• **Directions**: Quote, verbatim, all material below, without pictures.

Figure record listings
▶

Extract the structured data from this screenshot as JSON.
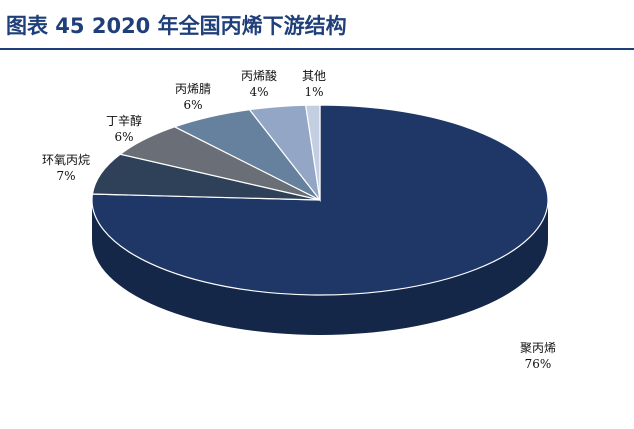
{
  "title": "图表 45   2020 年全国丙烯下游结构",
  "chart_data": {
    "type": "pie",
    "title": "2020 年全国丙烯下游结构",
    "figure_label": "图表 45",
    "slices": [
      {
        "label": "聚丙烯",
        "value": 76,
        "display": "76%",
        "color": "#1e3767"
      },
      {
        "label": "环氧丙烷",
        "value": 7,
        "display": "7%",
        "color": "#2f4159"
      },
      {
        "label": "丁辛醇",
        "value": 6,
        "display": "6%",
        "color": "#6a6f77"
      },
      {
        "label": "丙烯腈",
        "value": 6,
        "display": "6%",
        "color": "#66819e"
      },
      {
        "label": "丙烯酸",
        "value": 4,
        "display": "4%",
        "color": "#93a6c5"
      },
      {
        "label": "其他",
        "value": 1,
        "display": "1%",
        "color": "#c3cfe0"
      }
    ]
  }
}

◀

• **Result for this exercise**:
Extract the structured data from this screenshot as JSON.
{
  "title": "图表 45   2020 年全国丙烯下游结构",
  "chart_data": {
    "type": "pie",
    "title": "2020 年全国丙烯下游结构",
    "figure_label": "图表 45",
    "slices": [
      {
        "label": "聚丙烯",
        "value": 76,
        "display": "76%",
        "color": "#1e3767"
      },
      {
        "label": "环氧丙烷",
        "value": 7,
        "display": "7%",
        "color": "#2f4159"
      },
      {
        "label": "丁辛醇",
        "value": 6,
        "display": "6%",
        "color": "#6a6f77"
      },
      {
        "label": "丙烯腈",
        "value": 6,
        "display": "6%",
        "color": "#66819e"
      },
      {
        "label": "丙烯酸",
        "value": 4,
        "display": "4%",
        "color": "#93a6c5"
      },
      {
        "label": "其他",
        "value": 1,
        "display": "1%",
        "color": "#c3cfe0"
      }
    ]
  }
}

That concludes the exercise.